[Recorded data]
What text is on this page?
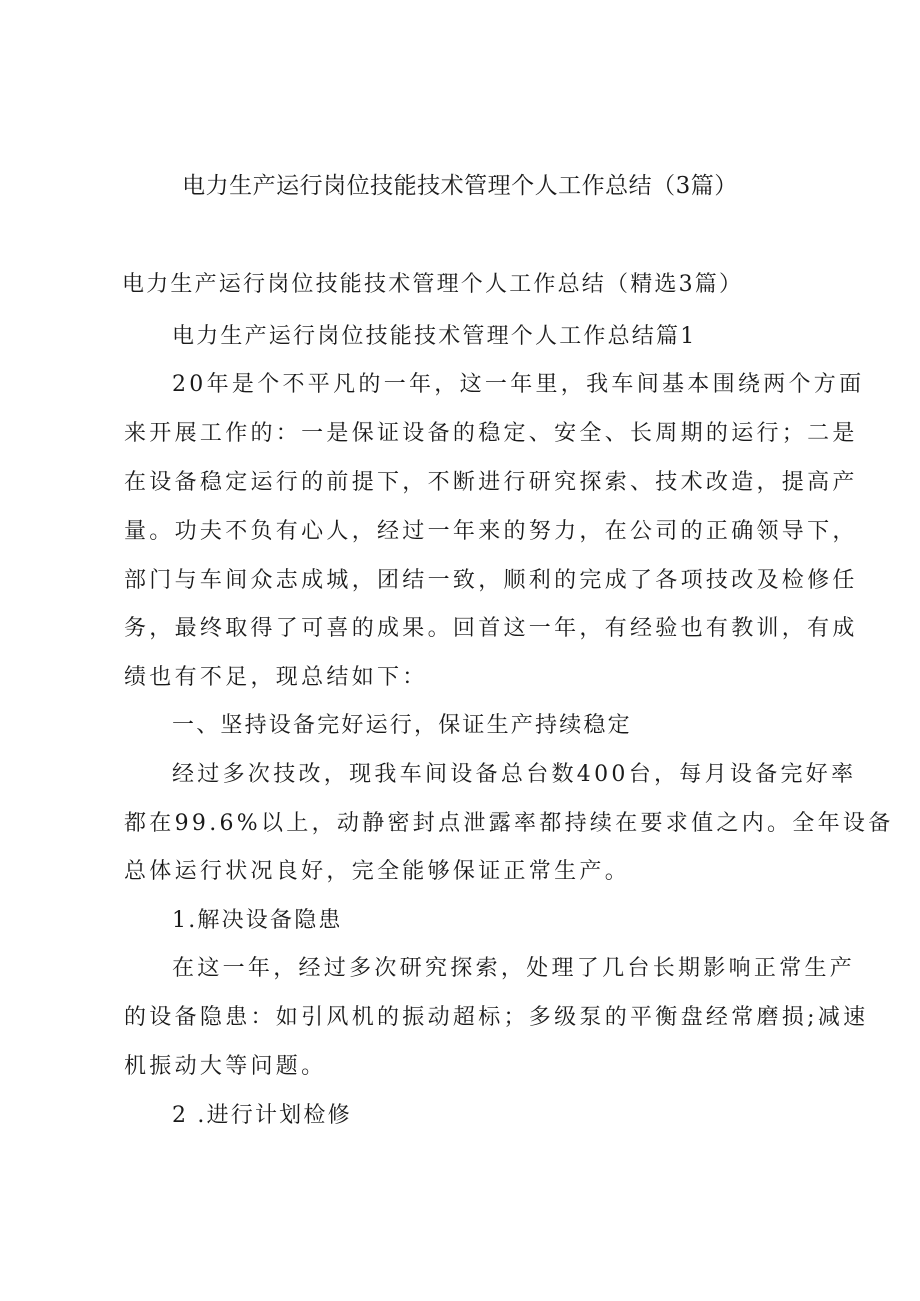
电力生产运行岗位技能技术管理个人工作总结（3篇）
电力生产运行岗位技能技术管理个人工作总结（精选3篇）
电力生产运行岗位技能技术管理个人工作总结篇1
20年是个不平凡的一年，这一年里，我车间基本围绕两个方面
来开展工作的：一是保证设备的稳定、安全、长周期的运行；二是
在设备稳定运行的前提下，不断进行研究探索、技术改造，提高产
量。功夫不负有心人，经过一年来的努力，在公司的正确领导下，
部门与车间众志成城，团结一致，顺利的完成了各项技改及检修任
务，最终取得了可喜的成果。回首这一年，有经验也有教训，有成
绩也有不足，现总结如下：
一、坚持设备完好运行，保证生产持续稳定
经过多次技改，现我车间设备总台数400台，每月设备完好率
都在99.6%以上，动静密封点泄露率都持续在要求值之内。全年设备
总体运行状况良好，完全能够保证正常生产。
1.解决设备隐患
在这一年，经过多次研究探索，处理了几台长期影响正常生产
的设备隐患：如引风机的振动超标；多级泵的平衡盘经常磨损;减速
机振动大等问题。
2 .进行计划检修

▶ _Work to do_
Could you reproduce every record above exactly, leaving out the pictures?

▶ _Correct output_
What text is on this page?
电力生产运行岗位技能技术管理个人工作总结（3篇）
电力生产运行岗位技能技术管理个人工作总结（精选3篇）
电力生产运行岗位技能技术管理个人工作总结篇1
20年是个不平凡的一年，这一年里，我车间基本围绕两个方面
来开展工作的：一是保证设备的稳定、安全、长周期的运行；二是
在设备稳定运行的前提下，不断进行研究探索、技术改造，提高产
量。功夫不负有心人，经过一年来的努力，在公司的正确领导下，
部门与车间众志成城，团结一致，顺利的完成了各项技改及检修任
务，最终取得了可喜的成果。回首这一年，有经验也有教训，有成
绩也有不足，现总结如下：
一、坚持设备完好运行，保证生产持续稳定
经过多次技改，现我车间设备总台数400台，每月设备完好率
都在99.6%以上，动静密封点泄露率都持续在要求值之内。全年设备
总体运行状况良好，完全能够保证正常生产。
1.解决设备隐患
在这一年，经过多次研究探索，处理了几台长期影响正常生产
的设备隐患：如引风机的振动超标；多级泵的平衡盘经常磨损;减速
机振动大等问题。
2 .进行计划检修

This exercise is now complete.